++++ TESTO DA ANALIZZARE ++++

Il ministro della Salute Roberto Speranza ha firmato un decreto con cui sarà bene familiarizzare subito. Il testo, infatti, indica i criteri da adottare nella fase due per stabilire se una o più regioni dovranno tornare al lockdown. Il documento riporta infatti gli indicatori relativi all’andamento dell’epidemia – nessuno si illude sparisca da sé – e alla capacità di risposta sanitaria che dovranno essere soddisfatti in tutte le regioni dopo il 4 maggio.

IL DOCUMENTO esamina tre aspetti: le attività di monitoraggio e di capacità diagnostica e la disponibilità di risorse sanitarie. E in molti casi gli obiettivi appaiono da subito irrealistici. Nell’attività di sorveglianza dell’epidemia, ogni regione dovrà garantire un flusso di dati abbastanza dettagliato da consentire le dovute analisi epidemiologiche. A regime, per almeno il 60% dei casi dovrà essere nota la data di insorgenza dei sintomi di Covid-19 senza la quale è difficile vigilare sull’evoluzione di un’epidemia. Oggi in molte regioni (soprattutto al sud) queste informazioni non sono pienamente disponibili.

++++ I DATI ++++

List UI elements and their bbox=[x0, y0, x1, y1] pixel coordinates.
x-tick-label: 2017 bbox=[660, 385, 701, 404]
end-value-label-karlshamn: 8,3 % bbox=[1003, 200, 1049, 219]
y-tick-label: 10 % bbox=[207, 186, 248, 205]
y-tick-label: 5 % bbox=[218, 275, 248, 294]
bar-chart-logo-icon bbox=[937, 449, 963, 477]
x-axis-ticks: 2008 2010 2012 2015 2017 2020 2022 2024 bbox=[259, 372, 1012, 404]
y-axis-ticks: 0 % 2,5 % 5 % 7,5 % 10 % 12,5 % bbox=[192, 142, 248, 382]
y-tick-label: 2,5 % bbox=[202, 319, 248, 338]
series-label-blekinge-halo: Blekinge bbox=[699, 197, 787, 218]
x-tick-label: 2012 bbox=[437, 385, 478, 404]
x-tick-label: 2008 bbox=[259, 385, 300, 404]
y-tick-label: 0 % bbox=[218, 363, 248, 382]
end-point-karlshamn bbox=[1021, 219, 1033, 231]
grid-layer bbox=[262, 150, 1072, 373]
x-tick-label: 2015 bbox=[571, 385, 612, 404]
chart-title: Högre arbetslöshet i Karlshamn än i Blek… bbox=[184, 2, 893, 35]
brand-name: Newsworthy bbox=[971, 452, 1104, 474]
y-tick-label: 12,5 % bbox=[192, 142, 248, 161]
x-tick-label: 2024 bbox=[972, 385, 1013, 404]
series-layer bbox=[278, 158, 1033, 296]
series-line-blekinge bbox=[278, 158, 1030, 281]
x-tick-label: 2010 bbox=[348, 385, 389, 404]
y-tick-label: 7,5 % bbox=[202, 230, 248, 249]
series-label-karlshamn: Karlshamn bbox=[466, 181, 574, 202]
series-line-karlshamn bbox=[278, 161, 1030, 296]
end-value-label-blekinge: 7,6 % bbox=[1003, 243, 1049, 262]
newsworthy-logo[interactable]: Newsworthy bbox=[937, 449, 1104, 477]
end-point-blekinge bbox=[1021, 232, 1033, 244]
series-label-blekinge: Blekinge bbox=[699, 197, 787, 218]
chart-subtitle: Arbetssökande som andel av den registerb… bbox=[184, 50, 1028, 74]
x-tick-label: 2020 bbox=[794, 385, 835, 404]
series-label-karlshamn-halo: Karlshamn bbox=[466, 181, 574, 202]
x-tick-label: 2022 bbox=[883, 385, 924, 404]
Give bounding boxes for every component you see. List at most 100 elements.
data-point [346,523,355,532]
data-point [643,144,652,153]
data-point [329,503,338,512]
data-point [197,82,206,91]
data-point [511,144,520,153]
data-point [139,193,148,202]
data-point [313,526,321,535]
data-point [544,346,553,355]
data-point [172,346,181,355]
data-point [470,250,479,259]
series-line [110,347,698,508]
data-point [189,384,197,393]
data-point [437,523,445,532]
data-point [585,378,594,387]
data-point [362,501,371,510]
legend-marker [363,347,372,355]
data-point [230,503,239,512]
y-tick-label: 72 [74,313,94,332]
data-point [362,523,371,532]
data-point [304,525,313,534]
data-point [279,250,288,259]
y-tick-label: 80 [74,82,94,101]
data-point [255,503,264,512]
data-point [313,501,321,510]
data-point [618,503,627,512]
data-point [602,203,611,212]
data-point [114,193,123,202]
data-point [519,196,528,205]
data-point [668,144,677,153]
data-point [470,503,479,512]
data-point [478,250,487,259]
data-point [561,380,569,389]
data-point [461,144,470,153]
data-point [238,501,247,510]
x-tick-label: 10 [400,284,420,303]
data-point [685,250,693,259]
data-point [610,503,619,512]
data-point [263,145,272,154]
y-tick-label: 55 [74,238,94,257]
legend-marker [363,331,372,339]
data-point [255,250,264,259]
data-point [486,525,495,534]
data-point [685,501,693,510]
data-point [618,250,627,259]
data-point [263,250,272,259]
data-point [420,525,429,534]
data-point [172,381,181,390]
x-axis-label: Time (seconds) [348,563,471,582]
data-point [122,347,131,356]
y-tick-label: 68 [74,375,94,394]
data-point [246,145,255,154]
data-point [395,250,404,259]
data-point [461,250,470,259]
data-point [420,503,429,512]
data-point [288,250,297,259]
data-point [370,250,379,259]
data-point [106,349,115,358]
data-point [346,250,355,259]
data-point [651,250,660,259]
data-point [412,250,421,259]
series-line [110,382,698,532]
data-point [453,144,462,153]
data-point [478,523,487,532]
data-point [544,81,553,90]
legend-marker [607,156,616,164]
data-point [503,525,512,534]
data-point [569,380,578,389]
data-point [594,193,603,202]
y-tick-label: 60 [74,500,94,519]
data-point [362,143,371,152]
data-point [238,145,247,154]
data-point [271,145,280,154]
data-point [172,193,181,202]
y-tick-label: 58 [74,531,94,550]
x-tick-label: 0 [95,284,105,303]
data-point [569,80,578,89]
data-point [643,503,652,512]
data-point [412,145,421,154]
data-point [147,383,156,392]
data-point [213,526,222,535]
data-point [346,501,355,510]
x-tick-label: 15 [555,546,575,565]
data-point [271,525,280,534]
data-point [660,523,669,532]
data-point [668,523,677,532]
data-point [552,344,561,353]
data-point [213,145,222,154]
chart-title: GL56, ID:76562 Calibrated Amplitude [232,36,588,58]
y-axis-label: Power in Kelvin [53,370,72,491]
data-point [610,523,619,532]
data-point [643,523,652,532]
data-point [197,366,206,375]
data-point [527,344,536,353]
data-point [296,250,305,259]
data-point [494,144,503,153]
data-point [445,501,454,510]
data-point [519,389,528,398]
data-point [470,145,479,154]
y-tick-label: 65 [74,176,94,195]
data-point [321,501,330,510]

++++

ESPLORA IL MATERIALE ::
**A.** Trascrivi dall'articolo sul decreto il passo che si apre con le parole contenenti "Il ministro della" e si chiude con "il 4 maggio.".
**B.** Secondo l'articolo sul decreto, per quale quota minima di casi dovrà essere nota la data di insorgenza dei sintomi?

RISPOSTE AI COMPITI ::
**A.**
Il ministro della Salute Roberto Speranza ha firmato un decreto con cui sarà bene familiarizzare subito. Il testo, infatti, indica i criteri da adottare nella fase due per stabilire se una o più regioni dovranno tornare al lockdown. Il documento riporta infatti gli indicatori relativi all’andamento dell’epidemia – nessuno si illude sparisca da sé – e alla capacità di risposta sanitaria che dovranno essere soddisfatti in tutte le regioni dopo il 4 maggio.

**B.** Per almeno il 60% dei casi.